- _WRITTEN REQUEST A_:
Can you sum up the cording thread in two sentences?
- _WRITTEN REQUEST B_:
What are the answers to these questions about the cording thread?
(i) Whose book on Havanese has a detailed chapter on cording?
(ii) How long does full cording take to complete?
(iii) Which two Havanese clubs are named?

- _PAGE TEXT_:

Start

# cording a coat



## [email protected] (Mar 14, 2008)

Does anyone know how to cord a coat??


----------



## Redorr (Feb 2, 2008)

I don't know and haven't seen one in person. Diane Klumb's book on Havanese has a detailed chapter on how to do it.


----------



## Havtahava (Aug 20, 2006)

If you really want to cord a coat, I'd suggest that you find someone who has done it and get them to mentor you. Alice & Steve Lawrence are the most well-known and respected in the breed for having done it repeatedly. They are in CT.


----------



## [email protected] (Mar 14, 2008)

Havtahava said:


> If you really want to cord a coat, I'd suggest that you find someone who has done it and get them to mentor you. Alice & Steve Lawrence are the most well-known and respected in the breed for having done it repeatedly. They are in CT.


How would I contact them? I have not heard of the..


----------



## Havtahava (Aug 20, 2006)

You do show your dogs, right?

I'd suggest that you ask around at your local dog shows. I wouldn't be surprised if they showed up to any of your larger venues. The Syracuse shows are just a week away (3/27-30). You would be able to see their dogs if they happened to go to those shows, but they are both very busy people, so I don't even know if they would be able to mentor you themselves. Asking someone may get you pointed in the right direction.

Keep in mind that full cording takes 2-3 years to complete.


----------



## [email protected] (Mar 14, 2008)

Havtahava said:


> You do show your dogs, right?
> 
> I'd suggest that you ask around at your local dog shows. I wouldn't be surprised if they showed up to any of your larger venues. The Syracuse shows are just a week away (3/27-30). You would be able to see their dogs if they happened to go to those shows, but they are both very busy people, so I don't even know if they would be able to mentor you themselves. Asking someone may get you pointed in the right direction.
> 
> Keep in mind that full cording takes 2-3 years to complete.


No I do not show, I am just a hobby breeder that loves the breed....and I want all my friends and family to have a havanese!! My boy Ollie has the right coat that will make it easier to cord I just know nothing about it... Do you breed or show?


----------



## irnfit (Nov 21, 2006)

[email protected] said:


> How would I contact them? I have not heard of the..


I believe the name of their kennel is Fuzzy Farm, but they don't have a website. You might be able to find them listed thru AKC.


----------



## classeylassie (Jan 11, 2008)

I think I saw on here how to do it.If you type cording in search maybe you can find it.


----------



## Havtahava (Aug 20, 2006)

[email protected] said:


> No I do not show, I am just a hobby breeder that loves the breed....and I want all my friends and family to have a havanese!! My boy Ollie has the right coat that will make it easier to cord I just know nothing about it... Do you breed or show?


I'm a hobby breeder along with several others here, and yes, we absolutely show our dogs before we breed them. That's the whole reason for showing.

Have you considered getting in touch with your local Havanese club? I believe there are two of them in your vicinity. There is the Greater New York Havanese Club and the Delaware Valley Havanese Club.


----------

End

- _DATA LINES_:
Start

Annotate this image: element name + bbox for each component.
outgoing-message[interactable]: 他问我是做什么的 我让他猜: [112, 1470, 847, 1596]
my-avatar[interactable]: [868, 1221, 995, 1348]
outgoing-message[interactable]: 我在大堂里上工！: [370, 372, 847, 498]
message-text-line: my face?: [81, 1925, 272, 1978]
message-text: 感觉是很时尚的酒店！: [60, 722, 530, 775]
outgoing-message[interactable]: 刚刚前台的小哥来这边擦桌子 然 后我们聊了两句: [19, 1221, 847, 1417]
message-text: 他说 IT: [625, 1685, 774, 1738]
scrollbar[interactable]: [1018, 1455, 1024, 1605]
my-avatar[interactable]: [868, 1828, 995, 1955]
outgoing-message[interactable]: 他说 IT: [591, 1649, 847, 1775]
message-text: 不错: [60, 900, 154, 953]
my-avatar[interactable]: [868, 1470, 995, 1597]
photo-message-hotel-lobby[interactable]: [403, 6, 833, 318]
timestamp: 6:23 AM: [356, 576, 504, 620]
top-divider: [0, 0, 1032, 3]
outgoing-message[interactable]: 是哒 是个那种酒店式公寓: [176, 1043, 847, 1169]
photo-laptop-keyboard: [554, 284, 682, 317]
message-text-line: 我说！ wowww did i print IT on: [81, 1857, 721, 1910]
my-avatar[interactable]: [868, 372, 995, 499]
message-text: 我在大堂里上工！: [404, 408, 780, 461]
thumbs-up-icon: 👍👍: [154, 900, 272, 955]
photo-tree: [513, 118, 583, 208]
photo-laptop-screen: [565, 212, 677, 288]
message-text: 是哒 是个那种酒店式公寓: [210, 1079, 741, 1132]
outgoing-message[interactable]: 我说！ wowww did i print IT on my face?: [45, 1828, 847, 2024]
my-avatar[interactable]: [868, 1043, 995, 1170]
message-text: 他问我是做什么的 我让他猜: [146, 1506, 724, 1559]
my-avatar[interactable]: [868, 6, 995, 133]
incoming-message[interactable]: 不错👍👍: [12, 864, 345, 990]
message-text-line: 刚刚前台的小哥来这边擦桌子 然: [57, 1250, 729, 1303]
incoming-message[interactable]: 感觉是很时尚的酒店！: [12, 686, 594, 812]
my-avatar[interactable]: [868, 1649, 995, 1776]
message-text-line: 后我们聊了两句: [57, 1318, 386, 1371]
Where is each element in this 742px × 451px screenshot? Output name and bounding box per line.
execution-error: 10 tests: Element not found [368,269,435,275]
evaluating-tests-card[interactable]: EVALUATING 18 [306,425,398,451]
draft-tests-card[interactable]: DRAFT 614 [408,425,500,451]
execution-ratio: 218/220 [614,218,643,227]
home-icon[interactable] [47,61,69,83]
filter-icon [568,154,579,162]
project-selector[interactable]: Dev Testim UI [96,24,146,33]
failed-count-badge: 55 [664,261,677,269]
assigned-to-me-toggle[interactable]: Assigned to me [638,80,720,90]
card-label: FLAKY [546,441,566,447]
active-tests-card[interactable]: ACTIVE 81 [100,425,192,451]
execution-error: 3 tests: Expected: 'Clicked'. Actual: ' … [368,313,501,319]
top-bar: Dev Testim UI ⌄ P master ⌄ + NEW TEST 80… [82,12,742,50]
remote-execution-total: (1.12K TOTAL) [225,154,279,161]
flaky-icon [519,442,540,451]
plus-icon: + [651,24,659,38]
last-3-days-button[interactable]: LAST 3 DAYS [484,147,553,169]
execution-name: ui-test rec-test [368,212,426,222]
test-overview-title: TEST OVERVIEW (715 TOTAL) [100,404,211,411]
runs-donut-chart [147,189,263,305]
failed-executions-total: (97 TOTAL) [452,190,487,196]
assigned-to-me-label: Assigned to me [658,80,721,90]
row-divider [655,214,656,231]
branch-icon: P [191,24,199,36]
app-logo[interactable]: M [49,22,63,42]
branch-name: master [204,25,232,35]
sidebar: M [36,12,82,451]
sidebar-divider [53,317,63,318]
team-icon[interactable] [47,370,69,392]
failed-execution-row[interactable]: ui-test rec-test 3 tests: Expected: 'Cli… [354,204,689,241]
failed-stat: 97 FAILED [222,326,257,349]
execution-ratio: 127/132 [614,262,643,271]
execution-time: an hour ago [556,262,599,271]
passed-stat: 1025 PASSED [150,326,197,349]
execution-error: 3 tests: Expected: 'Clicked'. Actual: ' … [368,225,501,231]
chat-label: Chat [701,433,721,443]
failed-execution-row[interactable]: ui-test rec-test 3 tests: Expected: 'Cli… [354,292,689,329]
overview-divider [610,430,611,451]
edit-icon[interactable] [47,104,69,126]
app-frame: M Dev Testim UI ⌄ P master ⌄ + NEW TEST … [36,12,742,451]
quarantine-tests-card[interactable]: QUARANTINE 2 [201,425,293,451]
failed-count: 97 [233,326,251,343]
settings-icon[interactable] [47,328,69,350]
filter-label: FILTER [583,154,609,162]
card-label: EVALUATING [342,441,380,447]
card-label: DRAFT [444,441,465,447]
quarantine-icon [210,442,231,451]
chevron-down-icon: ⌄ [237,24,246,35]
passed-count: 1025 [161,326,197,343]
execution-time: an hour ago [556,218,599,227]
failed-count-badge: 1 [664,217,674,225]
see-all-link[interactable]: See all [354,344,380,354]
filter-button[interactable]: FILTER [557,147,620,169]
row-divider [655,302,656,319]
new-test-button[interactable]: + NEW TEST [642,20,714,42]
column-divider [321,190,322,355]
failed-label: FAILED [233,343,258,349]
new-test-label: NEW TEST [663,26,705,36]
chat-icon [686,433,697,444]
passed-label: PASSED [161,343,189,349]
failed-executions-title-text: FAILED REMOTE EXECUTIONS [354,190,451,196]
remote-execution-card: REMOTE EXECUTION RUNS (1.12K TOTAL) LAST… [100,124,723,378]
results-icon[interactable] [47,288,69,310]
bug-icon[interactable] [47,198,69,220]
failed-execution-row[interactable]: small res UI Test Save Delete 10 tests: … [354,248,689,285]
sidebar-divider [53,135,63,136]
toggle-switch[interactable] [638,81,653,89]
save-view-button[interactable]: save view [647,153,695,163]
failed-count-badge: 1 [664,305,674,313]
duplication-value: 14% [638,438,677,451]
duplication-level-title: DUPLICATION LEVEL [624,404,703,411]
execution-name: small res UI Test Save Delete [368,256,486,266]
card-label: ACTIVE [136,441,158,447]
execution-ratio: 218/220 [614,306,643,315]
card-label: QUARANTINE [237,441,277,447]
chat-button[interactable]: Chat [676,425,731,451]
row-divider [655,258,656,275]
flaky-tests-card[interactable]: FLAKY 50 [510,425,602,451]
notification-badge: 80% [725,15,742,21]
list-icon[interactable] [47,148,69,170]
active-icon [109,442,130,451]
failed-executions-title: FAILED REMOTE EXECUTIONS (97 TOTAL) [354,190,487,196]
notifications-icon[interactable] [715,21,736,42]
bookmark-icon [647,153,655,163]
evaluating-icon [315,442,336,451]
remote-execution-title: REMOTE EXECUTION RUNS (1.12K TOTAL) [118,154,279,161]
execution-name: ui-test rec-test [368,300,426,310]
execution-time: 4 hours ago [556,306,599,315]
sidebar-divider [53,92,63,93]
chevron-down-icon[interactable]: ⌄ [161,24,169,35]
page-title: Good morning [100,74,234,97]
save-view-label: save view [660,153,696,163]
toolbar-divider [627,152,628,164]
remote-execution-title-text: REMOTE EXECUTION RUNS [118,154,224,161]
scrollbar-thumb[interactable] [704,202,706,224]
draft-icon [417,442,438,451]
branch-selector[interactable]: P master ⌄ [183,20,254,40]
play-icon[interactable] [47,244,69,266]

End

- _FINAL ANSWER A_:
A forum member who is a hobby breeder and does not show asks how to cord a coat, and replies point to a detailed chapter in Diane Klumb's book on Havanese and suggest finding a mentor such as Alice & Steve Lawrence in CT, whose kennel is believed to be Fuzzy Farm. Others advise asking around at local dog shows, searching the forum, or contacting the Greater New York or Delaware Valley Havanese Club, and note that full cording takes 2-3 years.

- _FINAL ANSWER B_:
(i) Diane Klumb's
(ii) 2-3 years
(iii) The Greater New York Havanese Club and the Delaware Valley Havanese Club